Extracted data entries:

════════

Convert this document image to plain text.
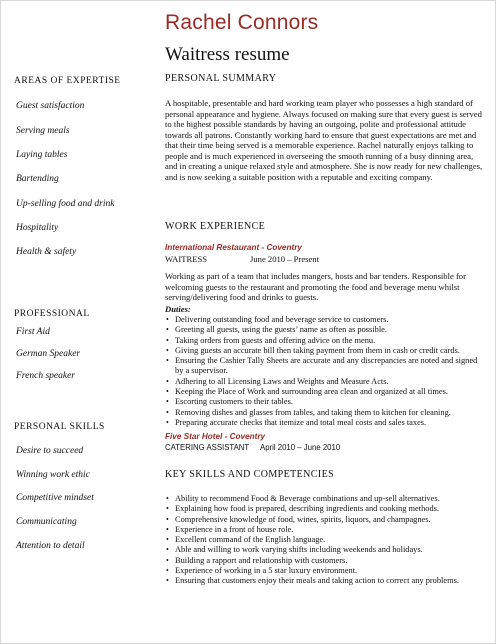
Rachel Connors
Waitress resume
AREAS OF EXPERTISE
Guest satisfaction
Serving meals
Laying tables
Bartending
Up-selling food and drink
Hospitality
Health & safety
PROFESSIONAL
First Aid
German Speaker
French speaker
PERSONAL SKILLS
Desire to succeed
Winning work ethic
Competitive mindset
Communicating
Attention to detail
PERSONAL SUMMARY
A hospitable, presentable and hard working team player who possesses a high standard of personal appearance and hygiene. Always focused on making sure that every guest is served to the highest possible standards by having an outgoing, polite and professional attitude towards all patrons. Constantly working hard to ensure that guest expectations are met and that their time being served is a memorable experience. Rachel naturally enjoys talking to people and is much experienced in overseeing the smooth running of a busy dinning area, and in creating a unique relaxed style and atmosphere. She is now ready for new challenges, and is now seeking a suitable position with a reputable and exciting company.
WORK EXPERIENCE
International Restaurant - Coventry
WAITRESS	June 2010 – Present
Working as part of a team that includes mangers, hosts and bar tenders. Responsible for welcoming guests to the restaurant and promoting the food and beverage menu whilst serving/delivering food and drinks to guests.
Duties:
• Delivering outstanding food and beverage service to customers.
• Greeting all guests, using the guests’ name as often as possible.
• Taking orders from guests and offering advice on the menu.
• Giving guests an accurate bill then taking payment from them in cash or credit cards.
• Ensuring the Cashier Tally Sheets are accurate and any discrepancies are noted and signed by a supervisor.
• Adhering to all Licensing Laws and Weights and Measure Acts.
• Keeping the Place of Work and surrounding area clean and organized at all times.
• Escorting customers to their tables.
• Removing dishes and glasses from tables, and taking them to kitchen for cleaning.
• Preparing accurate checks that itemize and total meal costs and sales taxes.
Five Star Hotel - Coventry
CATERING ASSISTANT April 2010 – June 2010
KEY SKILLS AND COMPETENCIES
• Ability to recommend Food & Beverage combinations and up-sell alternatives.
• Explaining how food is prepared, describing ingredients and cooking methods.
• Comprehensive knowledge of food, wines, spirits, liquors, and champagnes.
• Experience in a front of house role.
• Excellent command of the English language.
• Able and willing to work varying shifts including weekends and holidays.
• Building a rapport and relationship with customers.
• Experience of working in a 5 star luxury environment.
• Ensuring that customers enjoy their meals and taking action to correct any problems.
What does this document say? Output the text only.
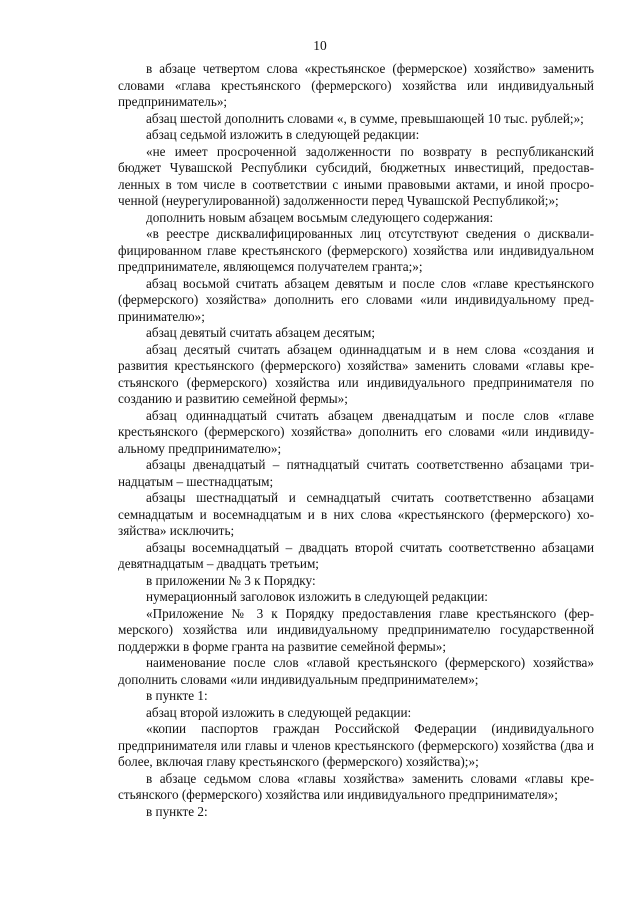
10

в абзаце четвертом слова «крестьянское (фермерское) хозяйство» заменить словами «глава крестьянского (фермерского) хозяйства или индивидуальный предприниматель»;

абзац шестой дополнить словами «, в сумме, превышающей 10 тыс. рублей;»;

абзац седьмой изложить в следующей редакции:

«не имеет просроченной задолженности по возврату в республиканский бюджет Чувашской Республики субсидий, бюджетных инвестиций, предоставленных в том числе в соответствии с иными правовыми актами, и иной просроченной (неурегулированной) задолженности перед Чувашской Республикой;»;

дополнить новым абзацем восьмым следующего содержания:

«в реестре дисквалифицированных лиц отсутствуют сведения о дисквалифицированном главе крестьянского (фермерского) хозяйства или индивидуальном предпринимателе, являющемся получателем гранта;»;

абзац восьмой считать абзацем девятым и после слов «главе крестьянского (фермерского) хозяйства» дополнить его словами «или индивидуальному предпринимателю»;

абзац девятый считать абзацем десятым;

абзац десятый считать абзацем одиннадцатым и в нем слова «создания и развития крестьянского (фермерского) хозяйства» заменить словами «главы крестьянского (фермерского) хозяйства или индивидуального предпринимателя по созданию и развитию семейной фермы»;

абзац одиннадцатый считать абзацем двенадцатым и после слов «главе крестьянского (фермерского) хозяйства» дополнить его словами «или индивидуальному предпринимателю»;

абзацы двенадцатый – пятнадцатый считать соответственно абзацами тринадцатым – шестнадцатым;

абзацы шестнадцатый и семнадцатый считать соответственно абзацами семнадцатым и восемнадцатым и в них слова «крестьянского (фермерского) хозяйства» исключить;

абзацы восемнадцатый – двадцать второй считать соответственно абзацами девятнадцатым – двадцать третьим;

в приложении № 3 к Порядку:

нумерационный заголовок изложить в следующей редакции:

«Приложение № 3 к Порядку предоставления главе крестьянского (фермерского) хозяйства или индивидуальному предпринимателю государственной поддержки в форме гранта на развитие семейной фермы»;

наименование после слов «главой крестьянского (фермерского) хозяйства» дополнить словами «или индивидуальным предпринимателем»;

в пункте 1:

абзац второй изложить в следующей редакции:

«копии паспортов граждан Российской Федерации (индивидуального предпринимателя или главы и членов крестьянского (фермерского) хозяйства (два и более, включая главу крестьянского (фермерского) хозяйства);»;

в абзаце седьмом слова «главы хозяйства» заменить словами «главы крестьянского (фермерского) хозяйства или индивидуального предпринимателя»;

в пункте 2:
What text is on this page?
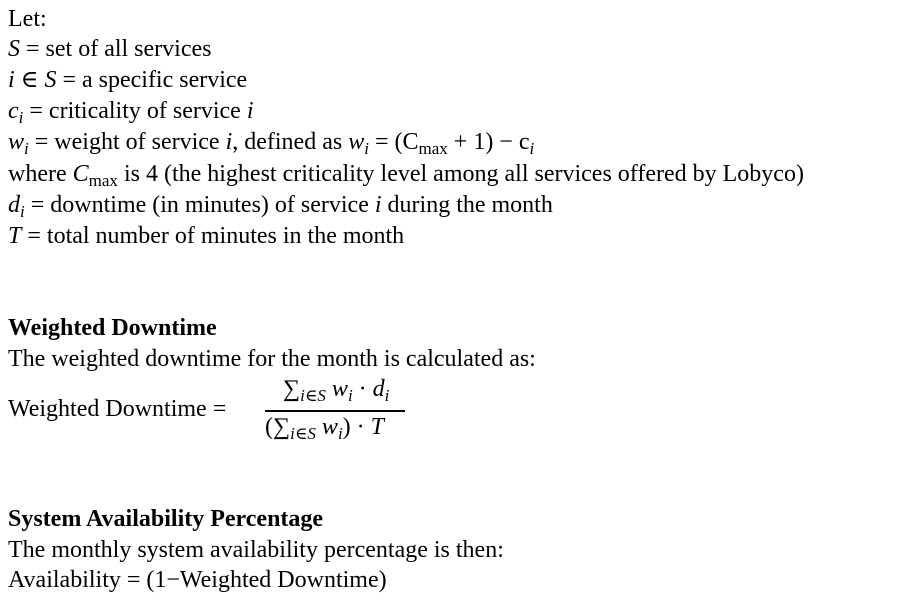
Let:
S = set of all services
i ∈ S = a specific service
$c_i$ = criticality of service i
$w_i$ = weight of service i, defined as $w_i = (C_{max} + 1) - c_i$
where $C_{max}$ is 4 (the highest criticality level among all services offered by Lobyco)
$d_i$ = downtime (in minutes) of service i during the month
T = total number of minutes in the month
Weighted Downtime
The weighted downtime for the month is calculated as:
Weighted Downtime =
$\sum_{i\in S}$ $w_i \cdot d_i$
($\sum_{i\in S}$ $w_i) \cdot T$
System Availability Percentage
The monthly system availability percentage is then:
Availability = (1−Weighted Downtime)
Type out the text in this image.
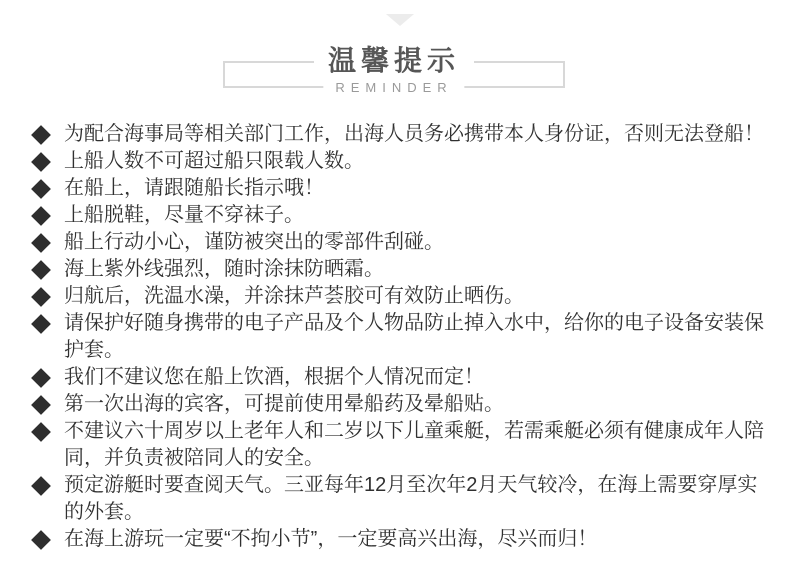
温馨提示
REMINDER
为配合海事局等相关部门工作，出海人员务必携带本人身份证，否则无法登船！
上船人数不可超过船只限载人数。
在船上，请跟随船长指示哦！
上船脱鞋，尽量不穿袜子。
船上行动小心，谨防被突出的零部件刮碰。
海上紫外线强烈，随时涂抹防晒霜。
归航后，洗温水澡，并涂抹芦荟胶可有效防止晒伤。
请保护好随身携带的电子产品及个人物品防止掉入水中，给你的电子设备安装保护套。
我们不建议您在船上饮酒，根据个人情况而定！
第一次出海的宾客，可提前使用晕船药及晕船贴。
不建议六十周岁以上老年人和二岁以下儿童乘艇，若需乘艇必须有健康成年人陪同，并负责被陪同人的安全。
预定游艇时要查阅天气。三亚每年12月至次年2月天气较冷，在海上需要穿厚实的外套。
在海上游玩一定要“不拘小节”，一定要高兴出海，尽兴而归！
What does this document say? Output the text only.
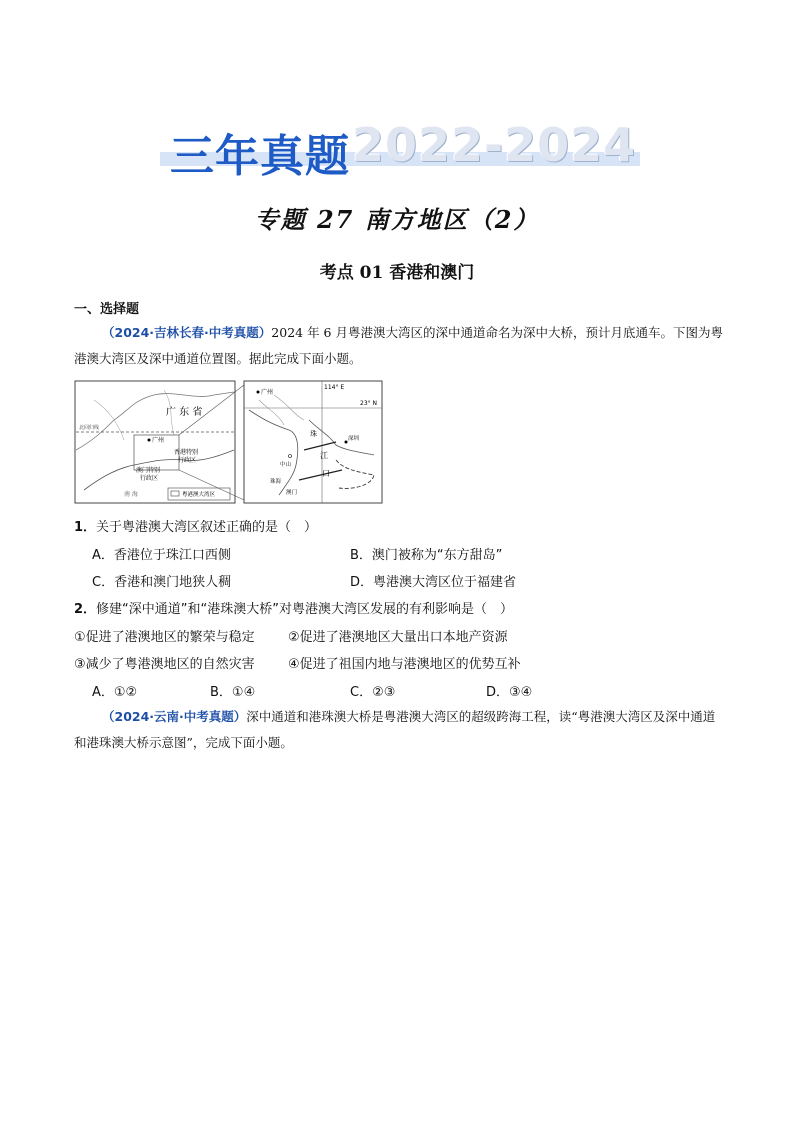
三年真题 2022-2024
专题 27 南方地区（2）
考点 01 香港和澳门
一、选择题
（2024·吉林长春·中考真题）2024 年 6 月粤港澳大湾区的深中通道命名为深中大桥，预计月底通车。下图为粤港澳大湾区及深中通道位置图。据此完成下面小题。
广 东 省
北回归线
广州
香港特别
行政区
澳门特别
行政区
南 海	粤港澳大湾区
114° E
23° N
广州
珠
江
口
深圳
中山
珠海
澳门
1．关于粤港澳大湾区叙述正确的是（　）
A．香港位于珠江口西侧	B．澳门被称为“东方甜岛”
C．香港和澳门地狭人稠	D．粤港澳大湾区位于福建省
2．修建“深中通道”和“港珠澳大桥”对粤港澳大湾区发展的有利影响是（　）
①促进了港澳地区的繁荣与稳定	②促进了港澳地区大量出口本地产资源
③减少了粤港澳地区的自然灾害	④促进了祖国内地与港澳地区的优势互补
A．①②	B．①④	C．②③	D．③④
（2024·云南·中考真题）深中通道和港珠澳大桥是粤港澳大湾区的超级跨海工程，读“粤港澳大湾区及深中通道和港珠澳大桥示意图”，完成下面小题。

════════

Requirement — Leave the pictures out and output the rest of the listing exactly.

Complete answer —
Convert this document image to plain text.
Rachel Connors
Waitress resume
AREAS OF EXPERTISE
Guest satisfaction
Serving meals
Laying tables
Bartending
Up-selling food and drink
Hospitality
Health & safety
PROFESSIONAL
First Aid
German Speaker
French speaker
PERSONAL SKILLS
Desire to succeed
Winning work ethic
Competitive mindset
Communicating
Attention to detail
PERSONAL SUMMARY
A hospitable, presentable and hard working team player who possesses a high standard of personal appearance and hygiene. Always focused on making sure that every guest is served to the highest possible standards by having an outgoing, polite and professional attitude towards all patrons. Constantly working hard to ensure that guest expectations are met and that their time being served is a memorable experience. Rachel naturally enjoys talking to people and is much experienced in overseeing the smooth running of a busy dinning area, and in creating a unique relaxed style and atmosphere. She is now ready for new challenges, and is now seeking a suitable position with a reputable and exciting company.
WORK EXPERIENCE
International Restaurant - Coventry
WAITRESS	June 2010 – Present
Working as part of a team that includes mangers, hosts and bar tenders. Responsible for welcoming guests to the restaurant and promoting the food and beverage menu whilst serving/delivering food and drinks to guests.
Duties:
• Delivering outstanding food and beverage service to customers.
• Greeting all guests, using the guests’ name as often as possible.
• Taking orders from guests and offering advice on the menu.
• Giving guests an accurate bill then taking payment from them in cash or credit cards.
• Ensuring the Cashier Tally Sheets are accurate and any discrepancies are noted and signed by a supervisor.
• Adhering to all Licensing Laws and Weights and Measure Acts.
• Keeping the Place of Work and surrounding area clean and organized at all times.
• Escorting customers to their tables.
• Removing dishes and glasses from tables, and taking them to kitchen for cleaning.
• Preparing accurate checks that itemize and total meal costs and sales taxes.
Five Star Hotel - Coventry
CATERING ASSISTANT April 2010 – June 2010
KEY SKILLS AND COMPETENCIES
• Ability to recommend Food & Beverage combinations and up-sell alternatives.
• Explaining how food is prepared, describing ingredients and cooking methods.
• Comprehensive knowledge of food, wines, spirits, liquors, and champagnes.
• Experience in a front of house role.
• Excellent command of the English language.
• Able and willing to work varying shifts including weekends and holidays.
• Building a rapport and relationship with customers.
• Experience of working in a 5 star luxury environment.
• Ensuring that customers enjoy their meals and taking action to correct any problems.
What does this document say? Output the text only.
10

в абзаце четвертом слова «крестьянское (фермерское) хозяйство» заменить словами «глава крестьянского (фермерского) хозяйства или индивидуальный предприниматель»;

абзац шестой дополнить словами «, в сумме, превышающей 10 тыс. рублей;»;

абзац седьмой изложить в следующей редакции:

«не имеет просроченной задолженности по возврату в республиканский бюджет Чувашской Республики субсидий, бюджетных инвестиций, предоставленных в том числе в соответствии с иными правовыми актами, и иной просроченной (неурегулированной) задолженности перед Чувашской Республикой;»;

дополнить новым абзацем восьмым следующего содержания:

«в реестре дисквалифицированных лиц отсутствуют сведения о дисквалифицированном главе крестьянского (фермерского) хозяйства или индивидуальном предпринимателе, являющемся получателем гранта;»;

абзац восьмой считать абзацем девятым и после слов «главе крестьянского (фермерского) хозяйства» дополнить его словами «или индивидуальному предпринимателю»;

абзац девятый считать абзацем десятым;

абзац десятый считать абзацем одиннадцатым и в нем слова «создания и развития крестьянского (фермерского) хозяйства» заменить словами «главы крестьянского (фермерского) хозяйства или индивидуального предпринимателя по созданию и развитию семейной фермы»;

абзац одиннадцатый считать абзацем двенадцатым и после слов «главе крестьянского (фермерского) хозяйства» дополнить его словами «или индивидуальному предпринимателю»;

абзацы двенадцатый – пятнадцатый считать соответственно абзацами тринадцатым – шестнадцатым;

абзацы шестнадцатый и семнадцатый считать соответственно абзацами семнадцатым и восемнадцатым и в них слова «крестьянского (фермерского) хозяйства» исключить;

абзацы восемнадцатый – двадцать второй считать соответственно абзацами девятнадцатым – двадцать третьим;

в приложении № 3 к Порядку:

нумерационный заголовок изложить в следующей редакции:

«Приложение № 3 к Порядку предоставления главе крестьянского (фермерского) хозяйства или индивидуальному предпринимателю государственной поддержки в форме гранта на развитие семейной фермы»;

наименование после слов «главой крестьянского (фермерского) хозяйства» дополнить словами «или индивидуальным предпринимателем»;

в пункте 1:

абзац второй изложить в следующей редакции:

«копии паспортов граждан Российской Федерации (индивидуального предпринимателя или главы и членов крестьянского (фермерского) хозяйства (два и более, включая главу крестьянского (фермерского) хозяйства);»;

в абзаце седьмом слова «главы хозяйства» заменить словами «главы крестьянского (фермерского) хозяйства или индивидуального предпринимателя»;

в пункте 2:
What text is on this page?
Let:
S = set of all services
i ∈ S = a specific service
$c_i$ = criticality of service i
$w_i$ = weight of service i, defined as $w_i = (C_{max} + 1) - c_i$
where $C_{max}$ is 4 (the highest criticality level among all services offered by Lobyco)
$d_i$ = downtime (in minutes) of service i during the month
T = total number of minutes in the month
Weighted Downtime
The weighted downtime for the month is calculated as:
Weighted Downtime =
$\sum_{i\in S}$ $w_i \cdot d_i$
($\sum_{i\in S}$ $w_i) \cdot T$
System Availability Percentage
The monthly system availability percentage is then:
Availability = (1−Weighted Downtime)
Type out the text in this image.
温馨提示
REMINDER
为配合海事局等相关部门工作，出海人员务必携带本人身份证，否则无法登船！
上船人数不可超过船只限载人数。
在船上，请跟随船长指示哦！
上船脱鞋，尽量不穿袜子。
船上行动小心，谨防被突出的零部件刮碰。
海上紫外线强烈，随时涂抹防晒霜。
归航后，洗温水澡，并涂抹芦荟胶可有效防止晒伤。
请保护好随身携带的电子产品及个人物品防止掉入水中，给你的电子设备安装保护套。
我们不建议您在船上饮酒，根据个人情况而定！
第一次出海的宾客，可提前使用晕船药及晕船贴。
不建议六十周岁以上老年人和二岁以下儿童乘艇，若需乘艇必须有健康成年人陪同，并负责被陪同人的安全。
预定游艇时要查阅天气。三亚每年12月至次年2月天气较冷，在海上需要穿厚实的外套。
在海上游玩一定要“不拘小节”，一定要高兴出海，尽兴而归！
What does this document say? Output the text only.
三年真题 2022-2024
专题 27 南方地区（2）
考点 01 香港和澳门
一、选择题
（2024·吉林长春·中考真题）2024 年 6 月粤港澳大湾区的深中通道命名为深中大桥，预计月底通车。下图为粤港澳大湾区及深中通道位置图。据此完成下面小题。
广 东 省
北回归线
广州
香港特别
行政区
澳门特别
行政区
南 海	粤港澳大湾区
114° E
23° N
广州
珠
江
口
深圳
中山
珠海
澳门
1．关于粤港澳大湾区叙述正确的是（　）
A．香港位于珠江口西侧	B．澳门被称为“东方甜岛”
C．香港和澳门地狭人稠	D．粤港澳大湾区位于福建省
2．修建“深中通道”和“港珠澳大桥”对粤港澳大湾区发展的有利影响是（　）
①促进了港澳地区的繁荣与稳定	②促进了港澳地区大量出口本地产资源
③减少了粤港澳地区的自然灾害	④促进了祖国内地与港澳地区的优势互补
A．①②	B．①④	C．②③	D．③④
（2024·云南·中考真题）深中通道和港珠澳大桥是粤港澳大湾区的超级跨海工程，读“粤港澳大湾区及深中通道和港珠澳大桥示意图”，完成下面小题。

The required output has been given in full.